* **Instruction A**
Quote the passage of the Greysmoke Deck Herf thread starting at "# Greysmoke Deck" and ending at "Maduro Cloth Band!!".

* **Excerpt to read**
□ □ □

# Greysmoke Deck Herf...



## robisjebus (Feb 5, 2008)

At the Greysmoke Deck Herf, a lot of cigars exchanged hands. The true generosity of everyone who was there still amazes me. I arrived at the herf with about 25 smokes, and left with more than DOUBLE that! 

Greysmoke knocked me around with some sweet sticks that i've never tried before out of his private collection, and he included a sweet mega torch lighter, which I LOVE and carry with me everyday.

Triplezero hit me with a sweet 5 pack for getting his Nub box signed by Sam. The 5 pack included an Oliva Maduro Cloth Band!! 

Everytime Joeybear pulled a cigar out of his stash, he would ask if anyone has tried it, and if everyone said no, he would generally hand it to me and say "there ya go!"

Mitro knocked my socks off with the grand pappy you see pictured. He was actually gonna SMOKE IT, and I said "hey, weren't you supposed to pass that over here?" and he hands it to Joey (who i was sitting next to) and says "DO NOT LET HIM GIVE THAT BACK!"

Joey hands it to me and I say "I was just messin around, I don't want it, you smoke it."

He says "Don't even think about giving it back. I'll get another one. Some day."

Well.... I was speechless. Even Patrick was at a loss for words.

All of you are welcome at my place any time. What's mine is yours. I can't wait to see you guys soon. I had a blast!


----------



## Matt257 (Jan 3, 2008)

That is mind blowing generosity! Mitro is the man. What a botl! Wtg mike


----------



## JonDot (Mar 7, 2008)

Thats what it is all about!!!!Good friends,good smokes,good times!


----------



## MikeGates (Aug 22, 2008)

That is just awesome! The generousity of the BOTLs is amazing, but some just go far beyond generous! That is an amazing smoke, save it for a special time .


----------



## maduro4me-cl (Jun 11, 2008)

Wow! What else is there to say?! Sounds like a great time was had by some great BOTL's.


----------



## eggwhites (Apr 20, 2008)

Wow, some great sticks changed hands. Nice stuff.


----------



## Paint (Mar 1, 2008)

Thats awesome Rob,the hurfing crew sounds like some really great brothers!!!nice rare find!!


----------



## big04deuce (May 16, 2008)

That is totally awesome!!!


----------



## iloveclmore (Jan 23, 2008)

It was an awesome time! Can't wait to see you again!


----------



## svb (Jan 12, 2008)

Man, looks like you got hit with the lucky stick


----------



## azpostal (Jul 12, 2008)

WoW what a great time you guys had


----------



## ngetal (Jul 6, 2008)

□ □ □

* **Material provided**
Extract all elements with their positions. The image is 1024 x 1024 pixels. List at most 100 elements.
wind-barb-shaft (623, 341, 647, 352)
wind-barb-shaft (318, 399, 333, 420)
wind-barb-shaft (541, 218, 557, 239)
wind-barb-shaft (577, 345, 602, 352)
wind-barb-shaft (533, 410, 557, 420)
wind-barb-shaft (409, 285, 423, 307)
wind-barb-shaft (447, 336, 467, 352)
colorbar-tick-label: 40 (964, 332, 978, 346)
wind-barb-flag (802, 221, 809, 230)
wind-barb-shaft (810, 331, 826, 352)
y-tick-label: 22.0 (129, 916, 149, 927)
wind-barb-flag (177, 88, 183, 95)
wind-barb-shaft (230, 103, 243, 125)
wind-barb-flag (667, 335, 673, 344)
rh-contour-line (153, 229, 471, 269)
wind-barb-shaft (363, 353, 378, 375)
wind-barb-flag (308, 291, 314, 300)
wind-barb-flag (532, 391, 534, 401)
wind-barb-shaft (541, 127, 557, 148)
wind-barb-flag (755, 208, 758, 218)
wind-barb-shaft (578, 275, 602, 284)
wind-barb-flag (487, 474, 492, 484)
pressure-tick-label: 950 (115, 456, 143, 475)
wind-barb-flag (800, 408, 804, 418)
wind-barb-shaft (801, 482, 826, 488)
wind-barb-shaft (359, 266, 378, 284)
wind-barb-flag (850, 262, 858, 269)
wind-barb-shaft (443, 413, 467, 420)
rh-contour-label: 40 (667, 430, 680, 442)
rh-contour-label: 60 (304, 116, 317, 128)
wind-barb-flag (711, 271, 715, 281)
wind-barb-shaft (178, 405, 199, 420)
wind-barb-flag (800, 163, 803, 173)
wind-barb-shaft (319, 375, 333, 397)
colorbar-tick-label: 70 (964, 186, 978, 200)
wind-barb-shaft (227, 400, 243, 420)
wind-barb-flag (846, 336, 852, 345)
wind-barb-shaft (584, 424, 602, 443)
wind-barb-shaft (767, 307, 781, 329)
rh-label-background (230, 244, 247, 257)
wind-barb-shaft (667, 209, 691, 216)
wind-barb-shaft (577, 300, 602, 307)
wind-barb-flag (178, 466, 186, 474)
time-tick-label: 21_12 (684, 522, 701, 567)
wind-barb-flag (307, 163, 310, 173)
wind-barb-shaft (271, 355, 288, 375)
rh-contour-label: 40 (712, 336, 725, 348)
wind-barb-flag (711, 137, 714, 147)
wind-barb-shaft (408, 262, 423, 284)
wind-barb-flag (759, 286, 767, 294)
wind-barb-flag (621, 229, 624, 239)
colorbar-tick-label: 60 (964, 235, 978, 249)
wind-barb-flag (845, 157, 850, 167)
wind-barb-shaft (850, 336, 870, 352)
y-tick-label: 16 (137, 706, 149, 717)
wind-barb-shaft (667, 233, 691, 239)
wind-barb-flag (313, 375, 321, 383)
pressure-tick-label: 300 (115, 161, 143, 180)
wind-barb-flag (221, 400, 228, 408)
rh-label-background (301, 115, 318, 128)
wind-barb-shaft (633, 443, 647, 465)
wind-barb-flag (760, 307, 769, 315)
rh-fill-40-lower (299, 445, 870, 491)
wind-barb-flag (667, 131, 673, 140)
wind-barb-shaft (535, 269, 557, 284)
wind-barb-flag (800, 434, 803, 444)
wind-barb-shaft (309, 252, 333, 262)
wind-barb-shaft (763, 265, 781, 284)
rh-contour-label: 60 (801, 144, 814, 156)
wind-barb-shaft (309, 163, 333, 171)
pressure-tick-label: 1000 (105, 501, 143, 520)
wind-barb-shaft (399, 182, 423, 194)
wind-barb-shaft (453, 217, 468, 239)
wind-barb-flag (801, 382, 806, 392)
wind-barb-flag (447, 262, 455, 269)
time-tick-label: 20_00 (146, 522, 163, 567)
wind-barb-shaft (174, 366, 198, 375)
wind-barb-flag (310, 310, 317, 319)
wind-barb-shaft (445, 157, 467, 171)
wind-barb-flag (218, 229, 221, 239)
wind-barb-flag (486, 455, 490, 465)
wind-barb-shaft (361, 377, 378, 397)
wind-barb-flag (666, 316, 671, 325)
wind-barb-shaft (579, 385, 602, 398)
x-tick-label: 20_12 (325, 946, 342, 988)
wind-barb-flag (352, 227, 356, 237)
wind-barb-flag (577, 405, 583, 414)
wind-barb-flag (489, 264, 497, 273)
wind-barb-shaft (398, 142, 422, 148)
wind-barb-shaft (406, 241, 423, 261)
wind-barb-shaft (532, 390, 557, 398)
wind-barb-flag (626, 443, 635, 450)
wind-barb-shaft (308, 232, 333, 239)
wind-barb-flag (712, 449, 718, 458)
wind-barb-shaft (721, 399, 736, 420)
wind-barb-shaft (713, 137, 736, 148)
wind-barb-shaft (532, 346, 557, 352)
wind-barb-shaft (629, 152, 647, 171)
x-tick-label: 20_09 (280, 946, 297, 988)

□ □ □

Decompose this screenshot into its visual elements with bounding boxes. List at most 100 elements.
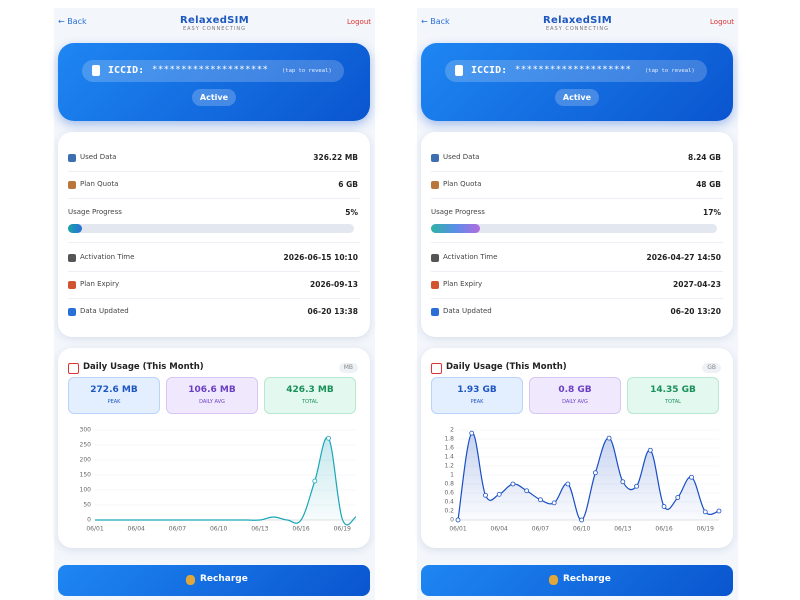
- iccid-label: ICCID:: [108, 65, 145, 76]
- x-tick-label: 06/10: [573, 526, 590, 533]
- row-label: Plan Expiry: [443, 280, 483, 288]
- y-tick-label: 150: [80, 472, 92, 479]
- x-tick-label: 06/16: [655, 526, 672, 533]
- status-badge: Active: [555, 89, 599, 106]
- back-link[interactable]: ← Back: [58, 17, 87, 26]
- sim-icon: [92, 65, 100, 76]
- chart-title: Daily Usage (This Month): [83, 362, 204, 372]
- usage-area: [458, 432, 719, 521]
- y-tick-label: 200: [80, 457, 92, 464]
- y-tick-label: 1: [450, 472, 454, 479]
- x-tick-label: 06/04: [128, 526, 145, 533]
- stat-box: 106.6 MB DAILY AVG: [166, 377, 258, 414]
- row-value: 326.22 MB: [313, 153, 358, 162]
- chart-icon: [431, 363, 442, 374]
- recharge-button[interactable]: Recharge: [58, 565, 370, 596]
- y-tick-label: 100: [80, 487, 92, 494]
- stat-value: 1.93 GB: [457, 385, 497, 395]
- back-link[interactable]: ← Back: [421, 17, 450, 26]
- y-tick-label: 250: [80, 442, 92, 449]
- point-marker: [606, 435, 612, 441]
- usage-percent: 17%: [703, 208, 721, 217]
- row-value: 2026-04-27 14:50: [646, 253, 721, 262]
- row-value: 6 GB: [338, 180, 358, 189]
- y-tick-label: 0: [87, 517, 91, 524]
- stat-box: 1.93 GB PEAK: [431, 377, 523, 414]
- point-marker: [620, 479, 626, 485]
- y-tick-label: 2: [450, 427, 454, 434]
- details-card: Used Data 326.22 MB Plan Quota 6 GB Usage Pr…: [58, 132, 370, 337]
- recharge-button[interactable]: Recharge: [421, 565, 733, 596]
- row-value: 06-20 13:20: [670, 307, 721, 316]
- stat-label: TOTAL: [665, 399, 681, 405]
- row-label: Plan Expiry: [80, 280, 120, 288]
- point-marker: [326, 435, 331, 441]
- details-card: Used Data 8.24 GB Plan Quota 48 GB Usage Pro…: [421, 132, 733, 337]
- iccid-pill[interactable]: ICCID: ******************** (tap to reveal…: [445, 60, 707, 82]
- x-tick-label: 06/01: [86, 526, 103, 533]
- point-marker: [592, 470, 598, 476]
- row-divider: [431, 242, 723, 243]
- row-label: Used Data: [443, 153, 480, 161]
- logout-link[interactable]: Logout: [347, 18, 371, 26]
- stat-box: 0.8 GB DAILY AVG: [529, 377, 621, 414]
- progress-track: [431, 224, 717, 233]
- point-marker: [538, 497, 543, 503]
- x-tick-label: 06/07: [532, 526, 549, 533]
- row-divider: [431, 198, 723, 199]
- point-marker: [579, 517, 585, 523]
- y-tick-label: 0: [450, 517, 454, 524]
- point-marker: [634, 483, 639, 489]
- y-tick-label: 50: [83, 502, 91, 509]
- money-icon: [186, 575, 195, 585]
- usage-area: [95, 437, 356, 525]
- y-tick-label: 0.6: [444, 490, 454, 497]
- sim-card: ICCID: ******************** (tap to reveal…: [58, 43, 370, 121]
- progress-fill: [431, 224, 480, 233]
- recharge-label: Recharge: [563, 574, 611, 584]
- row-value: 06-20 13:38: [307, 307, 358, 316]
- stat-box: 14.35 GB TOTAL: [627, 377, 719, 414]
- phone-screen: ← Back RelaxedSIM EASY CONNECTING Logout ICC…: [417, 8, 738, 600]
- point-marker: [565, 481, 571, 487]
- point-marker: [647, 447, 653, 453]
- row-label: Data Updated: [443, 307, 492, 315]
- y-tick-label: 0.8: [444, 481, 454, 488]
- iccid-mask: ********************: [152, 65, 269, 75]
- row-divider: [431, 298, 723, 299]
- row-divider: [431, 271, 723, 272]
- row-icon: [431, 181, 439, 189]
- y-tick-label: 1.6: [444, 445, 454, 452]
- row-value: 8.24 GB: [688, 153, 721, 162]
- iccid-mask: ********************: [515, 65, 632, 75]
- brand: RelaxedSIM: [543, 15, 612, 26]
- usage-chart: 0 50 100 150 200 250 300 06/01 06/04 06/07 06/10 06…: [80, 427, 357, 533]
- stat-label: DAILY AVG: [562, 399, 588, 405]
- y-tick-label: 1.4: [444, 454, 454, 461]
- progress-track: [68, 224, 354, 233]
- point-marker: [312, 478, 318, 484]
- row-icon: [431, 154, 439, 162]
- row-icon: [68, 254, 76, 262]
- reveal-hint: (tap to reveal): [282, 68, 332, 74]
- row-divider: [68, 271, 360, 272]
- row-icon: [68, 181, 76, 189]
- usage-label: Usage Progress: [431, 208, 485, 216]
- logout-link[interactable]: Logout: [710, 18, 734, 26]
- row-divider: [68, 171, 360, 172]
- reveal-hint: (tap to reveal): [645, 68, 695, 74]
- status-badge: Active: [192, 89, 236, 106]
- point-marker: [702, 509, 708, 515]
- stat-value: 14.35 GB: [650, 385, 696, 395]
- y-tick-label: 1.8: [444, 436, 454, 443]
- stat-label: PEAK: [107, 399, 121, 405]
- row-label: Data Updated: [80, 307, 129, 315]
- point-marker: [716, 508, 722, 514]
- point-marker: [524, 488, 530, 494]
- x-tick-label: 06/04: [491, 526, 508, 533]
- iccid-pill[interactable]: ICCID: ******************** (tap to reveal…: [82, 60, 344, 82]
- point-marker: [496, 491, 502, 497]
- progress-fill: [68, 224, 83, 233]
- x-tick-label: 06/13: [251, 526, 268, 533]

□ □ □

* **Instruction B**
Print the lines of the first listing starting at the line that contains "Extract all elements" and ending at the line that contains "wind-barb-shaft (363, 353, 378, 375)", with both of those lines included.

* **Task answer A**
# Greysmoke Deck Herf...



## robisjebus (Feb 5, 2008)

At the Greysmoke Deck Herf, a lot of cigars exchanged hands. The true generosity of everyone who was there still amazes me. I arrived at the herf with about 25 smokes, and left with more than DOUBLE that! 

Greysmoke knocked me around with some sweet sticks that i've never tried before out of his private collection, and he included a sweet mega torch lighter, which I LOVE and carry with me everyday.

Triplezero hit me with a sweet 5 pack for getting his Nub box signed by Sam. The 5 pack included an Oliva Maduro Cloth Band!!

* **Task answer B**
Extract all elements with their positions. The image is 1024 x 1024 pixels. List at most 100 elements.
wind-barb-shaft (623, 341, 647, 352)
wind-barb-shaft (318, 399, 333, 420)
wind-barb-shaft (541, 218, 557, 239)
wind-barb-shaft (577, 345, 602, 352)
wind-barb-shaft (533, 410, 557, 420)
wind-barb-shaft (409, 285, 423, 307)
wind-barb-shaft (447, 336, 467, 352)
colorbar-tick-label: 40 (964, 332, 978, 346)
wind-barb-flag (802, 221, 809, 230)
wind-barb-shaft (810, 331, 826, 352)
y-tick-label: 22.0 (129, 916, 149, 927)
wind-barb-flag (177, 88, 183, 95)
wind-barb-shaft (230, 103, 243, 125)
wind-barb-flag (667, 335, 673, 344)
rh-contour-line (153, 229, 471, 269)
wind-barb-shaft (363, 353, 378, 375)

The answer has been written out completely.